● **Problem statement**:
Identify the lines that contain the string "marker" and copy all of them.

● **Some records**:

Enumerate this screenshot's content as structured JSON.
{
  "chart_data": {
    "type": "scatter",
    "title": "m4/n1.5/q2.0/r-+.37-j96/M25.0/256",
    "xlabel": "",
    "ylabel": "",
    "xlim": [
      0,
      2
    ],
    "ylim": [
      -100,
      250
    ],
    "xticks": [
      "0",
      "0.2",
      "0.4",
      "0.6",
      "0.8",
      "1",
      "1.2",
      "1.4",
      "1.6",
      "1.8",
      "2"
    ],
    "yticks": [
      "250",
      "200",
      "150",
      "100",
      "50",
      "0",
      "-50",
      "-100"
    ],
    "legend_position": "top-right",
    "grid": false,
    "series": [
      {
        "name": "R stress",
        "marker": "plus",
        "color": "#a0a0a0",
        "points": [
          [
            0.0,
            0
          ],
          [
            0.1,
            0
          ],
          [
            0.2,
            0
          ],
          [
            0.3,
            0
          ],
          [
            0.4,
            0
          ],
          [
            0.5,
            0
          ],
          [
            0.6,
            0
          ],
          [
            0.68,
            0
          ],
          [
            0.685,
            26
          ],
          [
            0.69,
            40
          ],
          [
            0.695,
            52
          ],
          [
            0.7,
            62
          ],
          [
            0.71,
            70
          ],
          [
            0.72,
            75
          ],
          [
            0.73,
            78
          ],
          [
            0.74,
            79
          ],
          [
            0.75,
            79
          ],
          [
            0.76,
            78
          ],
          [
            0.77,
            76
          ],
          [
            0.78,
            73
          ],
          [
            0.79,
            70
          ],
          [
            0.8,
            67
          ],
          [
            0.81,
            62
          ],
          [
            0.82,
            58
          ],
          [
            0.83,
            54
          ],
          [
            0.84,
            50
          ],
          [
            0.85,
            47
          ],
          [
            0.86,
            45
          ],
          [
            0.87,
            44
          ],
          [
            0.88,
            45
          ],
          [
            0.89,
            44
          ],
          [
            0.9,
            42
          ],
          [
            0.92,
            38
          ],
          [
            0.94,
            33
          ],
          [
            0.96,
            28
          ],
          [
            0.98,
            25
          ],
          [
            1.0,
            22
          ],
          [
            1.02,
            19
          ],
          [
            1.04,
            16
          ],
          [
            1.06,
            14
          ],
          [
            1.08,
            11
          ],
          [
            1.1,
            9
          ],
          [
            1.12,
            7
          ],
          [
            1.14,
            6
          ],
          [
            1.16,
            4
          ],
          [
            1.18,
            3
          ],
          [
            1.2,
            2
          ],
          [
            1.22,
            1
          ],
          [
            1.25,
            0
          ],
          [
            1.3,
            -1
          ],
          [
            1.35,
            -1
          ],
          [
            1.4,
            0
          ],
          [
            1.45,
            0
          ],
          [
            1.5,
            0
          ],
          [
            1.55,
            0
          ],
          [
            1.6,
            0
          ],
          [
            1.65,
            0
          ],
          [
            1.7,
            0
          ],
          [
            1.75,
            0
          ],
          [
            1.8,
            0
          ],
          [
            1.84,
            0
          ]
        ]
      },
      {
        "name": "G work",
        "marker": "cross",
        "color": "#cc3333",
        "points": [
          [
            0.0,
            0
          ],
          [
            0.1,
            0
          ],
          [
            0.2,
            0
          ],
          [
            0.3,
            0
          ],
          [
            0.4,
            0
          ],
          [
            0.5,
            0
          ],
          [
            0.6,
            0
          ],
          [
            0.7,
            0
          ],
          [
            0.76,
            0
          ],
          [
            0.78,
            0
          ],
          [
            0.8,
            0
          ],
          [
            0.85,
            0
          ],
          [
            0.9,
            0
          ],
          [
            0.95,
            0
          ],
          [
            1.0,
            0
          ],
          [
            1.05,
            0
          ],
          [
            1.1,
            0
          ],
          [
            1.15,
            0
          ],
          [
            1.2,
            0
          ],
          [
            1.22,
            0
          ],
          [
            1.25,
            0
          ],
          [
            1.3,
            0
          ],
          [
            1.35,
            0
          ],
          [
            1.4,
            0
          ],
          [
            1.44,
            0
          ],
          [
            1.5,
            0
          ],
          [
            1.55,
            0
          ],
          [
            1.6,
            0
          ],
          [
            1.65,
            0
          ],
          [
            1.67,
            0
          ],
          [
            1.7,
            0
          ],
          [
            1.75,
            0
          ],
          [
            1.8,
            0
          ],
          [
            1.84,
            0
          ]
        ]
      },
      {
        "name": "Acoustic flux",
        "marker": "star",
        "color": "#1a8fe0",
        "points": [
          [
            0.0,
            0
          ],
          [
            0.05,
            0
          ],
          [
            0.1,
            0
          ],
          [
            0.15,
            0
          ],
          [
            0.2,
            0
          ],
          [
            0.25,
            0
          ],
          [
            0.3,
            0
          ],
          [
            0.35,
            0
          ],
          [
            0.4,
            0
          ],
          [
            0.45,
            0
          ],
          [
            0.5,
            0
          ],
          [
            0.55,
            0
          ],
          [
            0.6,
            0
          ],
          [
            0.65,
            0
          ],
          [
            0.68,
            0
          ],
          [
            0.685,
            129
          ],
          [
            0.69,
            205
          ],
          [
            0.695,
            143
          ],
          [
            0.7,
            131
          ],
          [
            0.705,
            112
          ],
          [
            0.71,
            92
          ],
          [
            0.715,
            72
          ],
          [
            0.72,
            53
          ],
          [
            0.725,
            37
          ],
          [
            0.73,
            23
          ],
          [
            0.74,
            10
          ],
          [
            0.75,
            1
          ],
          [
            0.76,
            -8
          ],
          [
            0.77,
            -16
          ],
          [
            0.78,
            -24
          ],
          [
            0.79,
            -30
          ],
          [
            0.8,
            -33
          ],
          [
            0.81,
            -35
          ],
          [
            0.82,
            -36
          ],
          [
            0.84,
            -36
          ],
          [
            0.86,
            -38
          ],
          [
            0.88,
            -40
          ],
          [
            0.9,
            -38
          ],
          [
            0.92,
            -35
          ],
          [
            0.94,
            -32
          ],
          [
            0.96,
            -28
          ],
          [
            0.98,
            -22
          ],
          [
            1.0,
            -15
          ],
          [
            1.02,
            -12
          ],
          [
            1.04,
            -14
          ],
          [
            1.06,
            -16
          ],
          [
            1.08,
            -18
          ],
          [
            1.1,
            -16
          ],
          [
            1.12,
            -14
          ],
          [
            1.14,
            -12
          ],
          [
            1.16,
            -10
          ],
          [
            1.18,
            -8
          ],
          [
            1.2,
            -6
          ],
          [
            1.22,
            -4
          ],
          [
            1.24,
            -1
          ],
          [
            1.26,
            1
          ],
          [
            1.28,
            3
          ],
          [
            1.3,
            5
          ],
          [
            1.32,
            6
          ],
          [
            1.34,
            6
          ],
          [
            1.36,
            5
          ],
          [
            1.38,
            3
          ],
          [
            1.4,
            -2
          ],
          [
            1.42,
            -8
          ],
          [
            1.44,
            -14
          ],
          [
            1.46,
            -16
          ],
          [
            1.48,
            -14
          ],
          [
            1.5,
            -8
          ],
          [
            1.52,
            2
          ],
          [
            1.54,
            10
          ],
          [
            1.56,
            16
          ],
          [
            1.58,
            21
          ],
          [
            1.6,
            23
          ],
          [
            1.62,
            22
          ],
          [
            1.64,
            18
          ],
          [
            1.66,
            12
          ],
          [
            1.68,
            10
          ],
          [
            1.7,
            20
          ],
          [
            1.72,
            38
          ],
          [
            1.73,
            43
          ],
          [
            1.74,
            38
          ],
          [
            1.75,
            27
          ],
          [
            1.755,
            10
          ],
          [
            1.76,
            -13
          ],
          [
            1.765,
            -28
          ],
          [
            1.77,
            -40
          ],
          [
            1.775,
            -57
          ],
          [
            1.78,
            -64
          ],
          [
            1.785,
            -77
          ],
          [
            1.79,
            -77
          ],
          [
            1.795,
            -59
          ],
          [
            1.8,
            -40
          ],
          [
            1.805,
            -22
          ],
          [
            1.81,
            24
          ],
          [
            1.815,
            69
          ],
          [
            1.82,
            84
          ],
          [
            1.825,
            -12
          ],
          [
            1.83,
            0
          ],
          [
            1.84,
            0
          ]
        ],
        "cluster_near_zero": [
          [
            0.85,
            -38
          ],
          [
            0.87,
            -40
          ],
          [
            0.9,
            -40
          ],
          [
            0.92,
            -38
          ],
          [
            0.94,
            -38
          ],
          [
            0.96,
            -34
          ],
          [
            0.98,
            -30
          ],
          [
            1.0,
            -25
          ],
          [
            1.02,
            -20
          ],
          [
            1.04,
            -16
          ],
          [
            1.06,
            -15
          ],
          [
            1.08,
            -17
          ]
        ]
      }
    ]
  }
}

● **Task answer**:
        "marker": "plus",
        "marker": "cross",
        "marker": "star",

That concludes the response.